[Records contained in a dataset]
==*==

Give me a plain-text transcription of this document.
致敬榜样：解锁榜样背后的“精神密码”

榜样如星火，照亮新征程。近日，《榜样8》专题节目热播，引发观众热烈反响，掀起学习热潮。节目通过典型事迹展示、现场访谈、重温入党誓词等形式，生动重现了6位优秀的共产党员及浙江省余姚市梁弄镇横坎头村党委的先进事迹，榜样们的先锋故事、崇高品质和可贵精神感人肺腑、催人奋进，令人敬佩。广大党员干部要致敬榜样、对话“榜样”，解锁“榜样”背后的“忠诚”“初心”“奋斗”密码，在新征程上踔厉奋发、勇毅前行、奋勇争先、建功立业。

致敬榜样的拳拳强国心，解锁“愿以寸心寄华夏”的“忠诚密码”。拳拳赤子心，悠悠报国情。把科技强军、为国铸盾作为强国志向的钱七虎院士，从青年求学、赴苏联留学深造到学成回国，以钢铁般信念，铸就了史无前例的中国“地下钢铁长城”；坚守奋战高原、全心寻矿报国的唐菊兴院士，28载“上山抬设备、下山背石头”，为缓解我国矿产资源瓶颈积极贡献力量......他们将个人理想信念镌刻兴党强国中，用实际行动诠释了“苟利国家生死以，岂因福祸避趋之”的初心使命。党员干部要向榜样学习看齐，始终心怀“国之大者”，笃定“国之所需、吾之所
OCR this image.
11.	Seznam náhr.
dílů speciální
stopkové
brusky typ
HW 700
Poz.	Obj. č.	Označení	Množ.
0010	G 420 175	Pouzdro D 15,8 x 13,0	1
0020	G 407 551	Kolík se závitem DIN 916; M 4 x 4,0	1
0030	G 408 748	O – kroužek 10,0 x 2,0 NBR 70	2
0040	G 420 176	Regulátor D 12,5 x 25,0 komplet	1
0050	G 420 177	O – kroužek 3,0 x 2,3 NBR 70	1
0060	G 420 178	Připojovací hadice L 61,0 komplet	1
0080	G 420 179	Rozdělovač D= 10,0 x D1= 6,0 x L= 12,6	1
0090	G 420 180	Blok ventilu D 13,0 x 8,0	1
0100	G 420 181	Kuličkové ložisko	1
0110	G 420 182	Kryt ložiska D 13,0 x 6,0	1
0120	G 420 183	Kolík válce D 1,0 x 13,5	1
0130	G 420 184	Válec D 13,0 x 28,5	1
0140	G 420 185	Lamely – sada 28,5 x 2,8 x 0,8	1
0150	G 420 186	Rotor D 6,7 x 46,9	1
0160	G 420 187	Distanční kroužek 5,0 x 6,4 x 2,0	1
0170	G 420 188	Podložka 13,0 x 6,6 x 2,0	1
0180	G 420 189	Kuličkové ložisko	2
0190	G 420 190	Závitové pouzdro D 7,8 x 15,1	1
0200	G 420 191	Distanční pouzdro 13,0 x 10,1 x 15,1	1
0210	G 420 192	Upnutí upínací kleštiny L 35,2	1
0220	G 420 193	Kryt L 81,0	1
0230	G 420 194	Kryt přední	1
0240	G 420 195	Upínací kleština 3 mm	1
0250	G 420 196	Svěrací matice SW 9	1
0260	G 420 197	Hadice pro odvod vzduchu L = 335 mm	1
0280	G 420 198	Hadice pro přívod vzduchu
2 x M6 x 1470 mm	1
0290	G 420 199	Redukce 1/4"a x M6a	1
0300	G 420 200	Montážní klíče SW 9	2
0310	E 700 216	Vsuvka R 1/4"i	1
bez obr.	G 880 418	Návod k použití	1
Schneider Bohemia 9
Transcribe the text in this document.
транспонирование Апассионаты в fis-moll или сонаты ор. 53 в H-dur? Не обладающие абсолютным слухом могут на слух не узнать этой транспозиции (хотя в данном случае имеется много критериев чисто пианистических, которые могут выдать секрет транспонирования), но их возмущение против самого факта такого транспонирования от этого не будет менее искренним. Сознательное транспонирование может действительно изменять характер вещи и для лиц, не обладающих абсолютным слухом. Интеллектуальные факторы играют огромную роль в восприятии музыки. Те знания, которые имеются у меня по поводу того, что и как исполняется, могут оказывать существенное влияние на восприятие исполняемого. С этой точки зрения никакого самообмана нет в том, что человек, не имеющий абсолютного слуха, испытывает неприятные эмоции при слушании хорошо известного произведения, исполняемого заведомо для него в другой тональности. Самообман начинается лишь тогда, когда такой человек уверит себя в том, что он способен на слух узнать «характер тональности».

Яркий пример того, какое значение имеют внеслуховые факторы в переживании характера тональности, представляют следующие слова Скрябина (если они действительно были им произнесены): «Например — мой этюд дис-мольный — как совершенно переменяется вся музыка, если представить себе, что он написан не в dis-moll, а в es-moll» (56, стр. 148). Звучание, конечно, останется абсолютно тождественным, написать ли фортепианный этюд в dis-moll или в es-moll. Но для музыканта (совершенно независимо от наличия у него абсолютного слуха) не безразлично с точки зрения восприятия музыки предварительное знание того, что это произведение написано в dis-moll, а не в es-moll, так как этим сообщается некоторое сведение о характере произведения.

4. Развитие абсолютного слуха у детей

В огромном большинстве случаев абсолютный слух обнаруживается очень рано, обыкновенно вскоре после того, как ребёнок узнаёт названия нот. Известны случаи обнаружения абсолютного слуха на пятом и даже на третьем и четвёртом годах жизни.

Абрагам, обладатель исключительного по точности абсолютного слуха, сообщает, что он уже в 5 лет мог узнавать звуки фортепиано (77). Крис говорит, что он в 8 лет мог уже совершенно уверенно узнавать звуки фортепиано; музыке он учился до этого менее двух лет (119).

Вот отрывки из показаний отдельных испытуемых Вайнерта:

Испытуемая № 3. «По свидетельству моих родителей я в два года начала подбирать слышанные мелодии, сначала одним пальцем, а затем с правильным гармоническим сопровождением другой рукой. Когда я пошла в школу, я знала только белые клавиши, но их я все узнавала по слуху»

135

==*==

Select every line of the records holding the string "Distanční".

▶ **Final result**
0160	G 420 187	Distanční kroužek 5,0 x 6,4 x 2,0	1
0200	G 420 191	Distanční pouzdro 13,0 x 10,1 x 15,1	1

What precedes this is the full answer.